> Instructions to follow: Repeat the full listing below verbatim and keep the images out.

Items listed in a dataset:
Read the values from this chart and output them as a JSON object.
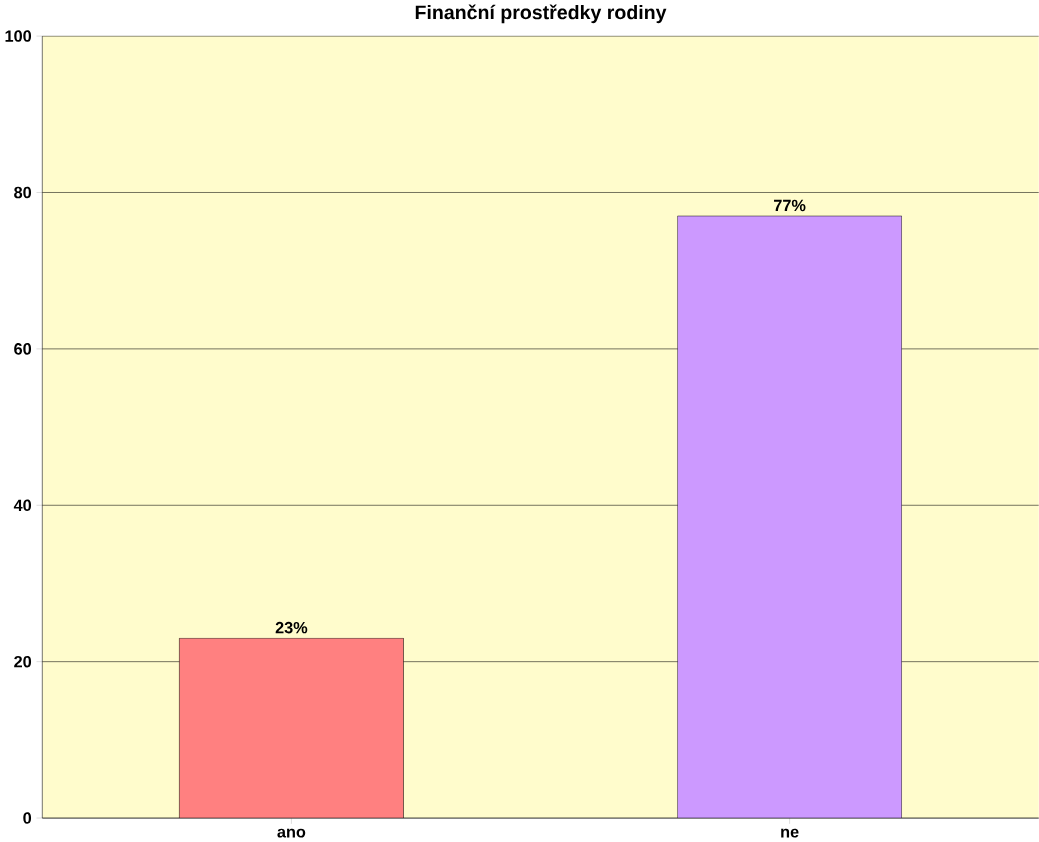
{
  "chart_data": {
    "type": "bar",
    "title": "Finanční prostředky rodiny",
    "categories": [
      "ano",
      "ne"
    ],
    "values": [
      23,
      77
    ],
    "colors": [
      "#ff8080",
      "#cc99ff"
    ],
    "value_labels": [
      "23%",
      "77%"
    ],
    "ylim": [
      0,
      100
    ],
    "yticks": [
      0,
      20,
      40,
      60,
      80,
      100
    ],
    "grid": "y"
  }
}
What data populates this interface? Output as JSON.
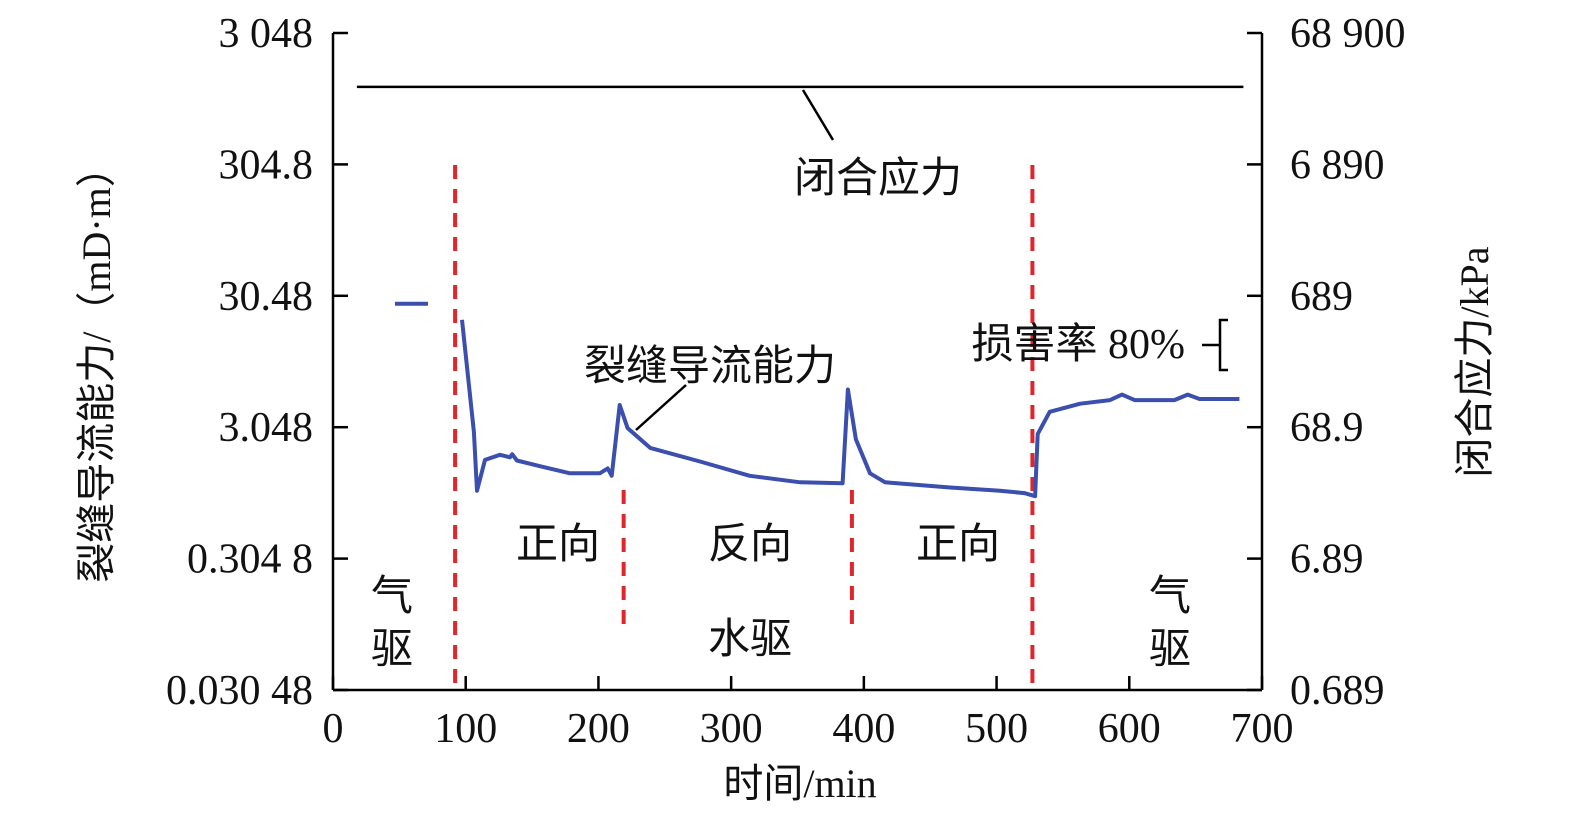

> Solution to the problem:
Read the values from this chart and output them as a JSON object.
{
  "chart_data": {
    "type": "bar",
    "title": "Finanční prostředky rodiny",
    "categories": [
      "ano",
      "ne"
    ],
    "values": [
      23,
      77
    ],
    "colors": [
      "#ff8080",
      "#cc99ff"
    ],
    "value_labels": [
      "23%",
      "77%"
    ],
    "ylim": [
      0,
      100
    ],
    "yticks": [
      0,
      20,
      40,
      60,
      80,
      100
    ],
    "grid": "y"
  }
}
What data populates this interface? Output as JSON.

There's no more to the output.